▶ Given entries
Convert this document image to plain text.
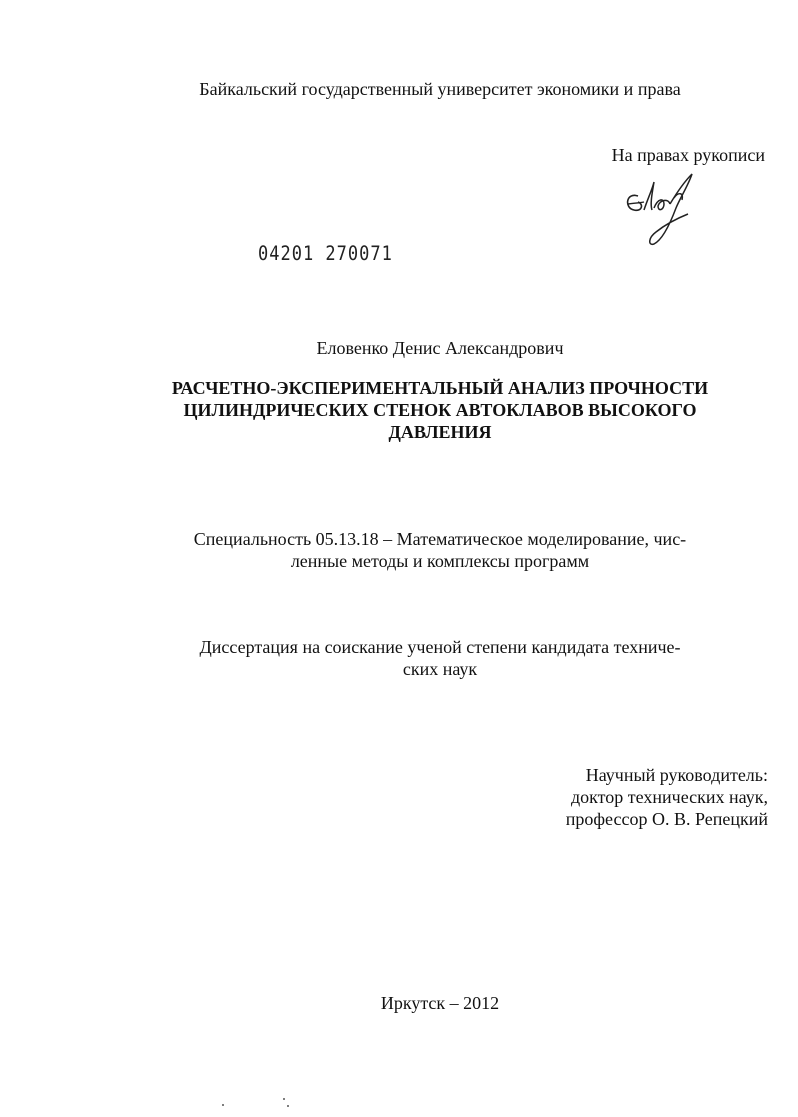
Байкальский государственный университет экономики и права
На правах рукописи
04201 270071
Еловенко Денис Александрович
РАСЧЕТНО-ЭКСПЕРИМЕНТАЛЬНЫЙ АНАЛИЗ ПРОЧНОСТИ
ЦИЛИНДРИЧЕСКИХ СТЕНОК АВТОКЛАВОВ ВЫСОКОГО
ДАВЛЕНИЯ
Специальность 05.13.18 – Математическое моделирование, чис-
ленные методы и комплексы программ
Диссертация на соискание ученой степени кандидата техниче-
ских наук
Научный руководитель:
доктор технических наук,
профессор О. В. Репецкий
Иркутск – 2012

▶ Stated exercise
Repeat the records word for word. Any picture in them should be left out.

▶ Expected answer
Convert this document image to plain text.
Байкальский государственный университет экономики и права
На правах рукописи
04201 270071
Еловенко Денис Александрович
РАСЧЕТНО-ЭКСПЕРИМЕНТАЛЬНЫЙ АНАЛИЗ ПРОЧНОСТИ
ЦИЛИНДРИЧЕСКИХ СТЕНОК АВТОКЛАВОВ ВЫСОКОГО
ДАВЛЕНИЯ
Специальность 05.13.18 – Математическое моделирование, чис-
ленные методы и комплексы программ
Диссертация на соискание ученой степени кандидата техниче-
ских наук
Научный руководитель:
доктор технических наук,
профессор О. В. Репецкий
Иркутск – 2012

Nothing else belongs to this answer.